(Liste des activités):
1/ Indiquez si chacun des énoncés (a), (b) et (c) concorde avec l'article sur les frappes au Venezuela, en répondant par oui ou non et en citant les mots décisifs du texte. (a) Miguel Diaz-Canel s'est servi du réseau social X pour réagir. (b) Washington a officiellement confirmé l'attaque. (c) Nicolas Maduro a signé un décret déclarant l'état de troubles extérieurs.
2/ Recopiez, s'il vous plaît, le passage de l'article sur les frappes au Venezuela qui commence aux mots « Le président cubain, Miguel » et s'arrête après « de l’Amérique latine. ».

Les dirigeants cubain et colombien ont vivement réagi, ce samedi, aux frappes militaires signalées au Venezuela. Miguel Diaz-Canel et Gustavo Petro ont condamné ces opérations attribuées aux États-Unis, appelant à une réaction internationale face à ce qu’ils qualifient d’agression.
Le président cubain, Miguel Diaz-Canel, a utilisé le réseau social X pour dénoncer ce qu’il considère comme une « attaque criminelle ». Il a exigé une mobilisation urgente de la communauté internationale, qualifiant les événements de « terrorisme d’État contre le courageux peuple vénézuélien ». Selon lui, la région subit une agression brutale qui vise directement la stabilité de l’Amérique latine.
De son côté, le président colombien Gustavo Petro a exprimé sa préoccupation face aux informations faisant état d’une activité aérienne inhabituelle et d’explosions sur le territoire voisin. Il a rejeté toute action militaire unilatérale, soulignant les risques pour les populations civiles et l’escalade des tensions. Ces déclarations interviennent alors que plusieurs fortes explosions ont secoué Caracas plus tôt dans la journée, plongeant la capitale vénézuélienne dans l’incertitude.
D’après les informations rapportées par l’agence Anadolu, le gouvernement vénézuélien a formellement accusé les États-Unis d’avoir visé des cibles civiles et militaires. Le ministre des Affaires étrangères, Yvan Gil, a condamné une « agression militaire extrêmement grave ». En réponse, le président Nicolas Maduro a signé un décret déclarant l’état de troubles extérieurs. Si le média américain Fox News, citant des responsables, a évoqué une attaque de l’armée américaine, aucune confirmation officielle n’a pour l’heure été émise par Washington.

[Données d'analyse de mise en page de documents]
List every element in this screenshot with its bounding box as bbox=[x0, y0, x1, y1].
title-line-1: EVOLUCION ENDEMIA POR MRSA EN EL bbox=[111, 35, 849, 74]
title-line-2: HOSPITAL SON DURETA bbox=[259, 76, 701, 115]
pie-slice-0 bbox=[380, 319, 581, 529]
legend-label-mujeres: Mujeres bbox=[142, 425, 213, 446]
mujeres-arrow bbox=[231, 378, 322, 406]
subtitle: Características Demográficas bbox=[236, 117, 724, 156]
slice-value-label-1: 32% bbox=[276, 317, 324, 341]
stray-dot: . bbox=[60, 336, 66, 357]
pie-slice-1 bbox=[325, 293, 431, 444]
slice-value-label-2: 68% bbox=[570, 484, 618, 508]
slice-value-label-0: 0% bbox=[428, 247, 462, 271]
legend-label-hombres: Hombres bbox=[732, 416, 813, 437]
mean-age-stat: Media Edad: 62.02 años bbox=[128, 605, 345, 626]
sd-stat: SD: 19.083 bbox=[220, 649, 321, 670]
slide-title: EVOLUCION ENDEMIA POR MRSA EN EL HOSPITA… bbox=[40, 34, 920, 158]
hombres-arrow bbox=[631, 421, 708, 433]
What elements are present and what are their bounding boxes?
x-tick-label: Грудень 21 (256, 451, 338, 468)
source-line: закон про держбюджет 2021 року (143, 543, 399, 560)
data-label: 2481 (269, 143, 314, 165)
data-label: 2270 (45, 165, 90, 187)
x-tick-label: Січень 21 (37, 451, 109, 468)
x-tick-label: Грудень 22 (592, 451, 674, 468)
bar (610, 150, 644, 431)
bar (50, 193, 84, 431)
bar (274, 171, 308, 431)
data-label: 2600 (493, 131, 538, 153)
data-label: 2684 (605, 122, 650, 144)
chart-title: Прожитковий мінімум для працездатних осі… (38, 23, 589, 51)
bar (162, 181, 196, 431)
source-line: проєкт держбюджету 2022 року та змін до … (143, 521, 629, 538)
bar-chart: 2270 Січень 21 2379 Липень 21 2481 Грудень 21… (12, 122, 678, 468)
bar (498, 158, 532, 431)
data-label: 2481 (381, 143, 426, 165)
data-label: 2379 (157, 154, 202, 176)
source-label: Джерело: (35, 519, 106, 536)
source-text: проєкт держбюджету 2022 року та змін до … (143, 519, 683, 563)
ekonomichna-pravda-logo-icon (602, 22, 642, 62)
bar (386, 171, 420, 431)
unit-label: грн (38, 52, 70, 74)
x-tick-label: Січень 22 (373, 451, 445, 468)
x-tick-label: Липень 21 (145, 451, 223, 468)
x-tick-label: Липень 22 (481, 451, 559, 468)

(Vos réponses):
1/
(a) Oui : « Le président cubain, Miguel Diaz-Canel, a utilisé le réseau social X pour dénoncer ».
(b) Non : « aucune confirmation officielle n’a pour l’heure été émise par Washington ».
(c) Oui : « le président Nicolas Maduro a signé un décret déclarant l’état de troubles extérieurs ».

2/
Le président cubain, Miguel Diaz-Canel, a utilisé le réseau social X pour dénoncer ce qu’il considère comme une « attaque criminelle ». Il a exigé une mobilisation urgente de la communauté internationale, qualifiant les événements de « terrorisme d’État contre le courageux peuple vénézuélien ». Selon lui, la région subit une agression brutale qui vise directement la stabilité de l’Amérique latine.